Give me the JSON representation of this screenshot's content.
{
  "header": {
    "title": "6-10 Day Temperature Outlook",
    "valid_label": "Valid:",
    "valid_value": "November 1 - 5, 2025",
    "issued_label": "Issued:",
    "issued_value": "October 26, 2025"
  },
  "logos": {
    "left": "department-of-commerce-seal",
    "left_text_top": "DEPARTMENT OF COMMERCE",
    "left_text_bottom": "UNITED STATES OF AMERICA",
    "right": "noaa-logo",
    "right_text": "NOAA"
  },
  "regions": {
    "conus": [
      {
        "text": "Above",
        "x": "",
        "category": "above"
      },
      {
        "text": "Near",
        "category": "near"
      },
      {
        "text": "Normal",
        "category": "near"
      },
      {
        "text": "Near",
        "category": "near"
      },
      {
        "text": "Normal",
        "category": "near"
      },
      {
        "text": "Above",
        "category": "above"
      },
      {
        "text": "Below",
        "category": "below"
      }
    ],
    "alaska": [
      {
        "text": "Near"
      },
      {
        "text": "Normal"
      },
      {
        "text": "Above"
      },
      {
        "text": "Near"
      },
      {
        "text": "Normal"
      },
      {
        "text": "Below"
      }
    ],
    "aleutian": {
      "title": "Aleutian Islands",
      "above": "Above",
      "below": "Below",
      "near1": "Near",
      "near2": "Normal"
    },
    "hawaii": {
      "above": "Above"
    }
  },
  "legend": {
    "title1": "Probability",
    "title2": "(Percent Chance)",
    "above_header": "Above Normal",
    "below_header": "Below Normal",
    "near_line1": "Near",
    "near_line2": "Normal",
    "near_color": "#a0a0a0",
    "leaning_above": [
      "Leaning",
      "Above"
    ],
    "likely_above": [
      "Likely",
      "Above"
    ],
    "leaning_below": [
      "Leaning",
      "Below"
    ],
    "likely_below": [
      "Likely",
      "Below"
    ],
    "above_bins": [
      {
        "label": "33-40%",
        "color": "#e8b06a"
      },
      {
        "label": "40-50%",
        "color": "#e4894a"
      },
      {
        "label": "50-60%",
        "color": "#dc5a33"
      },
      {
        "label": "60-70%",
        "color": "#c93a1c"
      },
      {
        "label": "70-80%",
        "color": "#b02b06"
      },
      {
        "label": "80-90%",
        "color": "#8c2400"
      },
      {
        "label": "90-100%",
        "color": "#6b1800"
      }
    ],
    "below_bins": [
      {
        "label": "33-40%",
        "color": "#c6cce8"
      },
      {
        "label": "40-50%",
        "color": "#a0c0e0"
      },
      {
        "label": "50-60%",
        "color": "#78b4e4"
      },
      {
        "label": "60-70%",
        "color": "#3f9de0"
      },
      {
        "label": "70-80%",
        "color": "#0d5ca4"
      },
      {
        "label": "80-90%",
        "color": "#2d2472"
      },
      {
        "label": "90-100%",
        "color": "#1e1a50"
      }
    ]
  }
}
------
Exactly as shown, repeat every record.

Give me the JSON representation of this screenshot's content.
{
  "header": {
    "title": "6-10 Day Temperature Outlook",
    "valid_label": "Valid:",
    "valid_value": "November 1 - 5, 2025",
    "issued_label": "Issued:",
    "issued_value": "October 26, 2025"
  },
  "logos": {
    "left": "department-of-commerce-seal",
    "left_text_top": "DEPARTMENT OF COMMERCE",
    "left_text_bottom": "UNITED STATES OF AMERICA",
    "right": "noaa-logo",
    "right_text": "NOAA"
  },
  "regions": {
    "conus": [
      {
        "text": "Above",
        "x": "",
        "category": "above"
      },
      {
        "text": "Near",
        "category": "near"
      },
      {
        "text": "Normal",
        "category": "near"
      },
      {
        "text": "Near",
        "category": "near"
      },
      {
        "text": "Normal",
        "category": "near"
      },
      {
        "text": "Above",
        "category": "above"
      },
      {
        "text": "Below",
        "category": "below"
      }
    ],
    "alaska": [
      {
        "text": "Near"
      },
      {
        "text": "Normal"
      },
      {
        "text": "Above"
      },
      {
        "text": "Near"
      },
      {
        "text": "Normal"
      },
      {
        "text": "Below"
      }
    ],
    "aleutian": {
      "title": "Aleutian Islands",
      "above": "Above",
      "below": "Below",
      "near1": "Near",
      "near2": "Normal"
    },
    "hawaii": {
      "above": "Above"
    }
  },
  "legend": {
    "title1": "Probability",
    "title2": "(Percent Chance)",
    "above_header": "Above Normal",
    "below_header": "Below Normal",
    "near_line1": "Near",
    "near_line2": "Normal",
    "near_color": "#a0a0a0",
    "leaning_above": [
      "Leaning",
      "Above"
    ],
    "likely_above": [
      "Likely",
      "Above"
    ],
    "leaning_below": [
      "Leaning",
      "Below"
    ],
    "likely_below": [
      "Likely",
      "Below"
    ],
    "above_bins": [
      {
        "label": "33-40%",
        "color": "#e8b06a"
      },
      {
        "label": "40-50%",
        "color": "#e4894a"
      },
      {
        "label": "50-60%",
        "color": "#dc5a33"
      },
      {
        "label": "60-70%",
        "color": "#c93a1c"
      },
      {
        "label": "70-80%",
        "color": "#b02b06"
      },
      {
        "label": "80-90%",
        "color": "#8c2400"
      },
      {
        "label": "90-100%",
        "color": "#6b1800"
      }
    ],
    "below_bins": [
      {
        "label": "33-40%",
        "color": "#c6cce8"
      },
      {
        "label": "40-50%",
        "color": "#a0c0e0"
      },
      {
        "label": "50-60%",
        "color": "#78b4e4"
      },
      {
        "label": "60-70%",
        "color": "#3f9de0"
      },
      {
        "label": "70-80%",
        "color": "#0d5ca4"
      },
      {
        "label": "80-90%",
        "color": "#2d2472"
      },
      {
        "label": "90-100%",
        "color": "#1e1a50"
      }
    ]
  }
}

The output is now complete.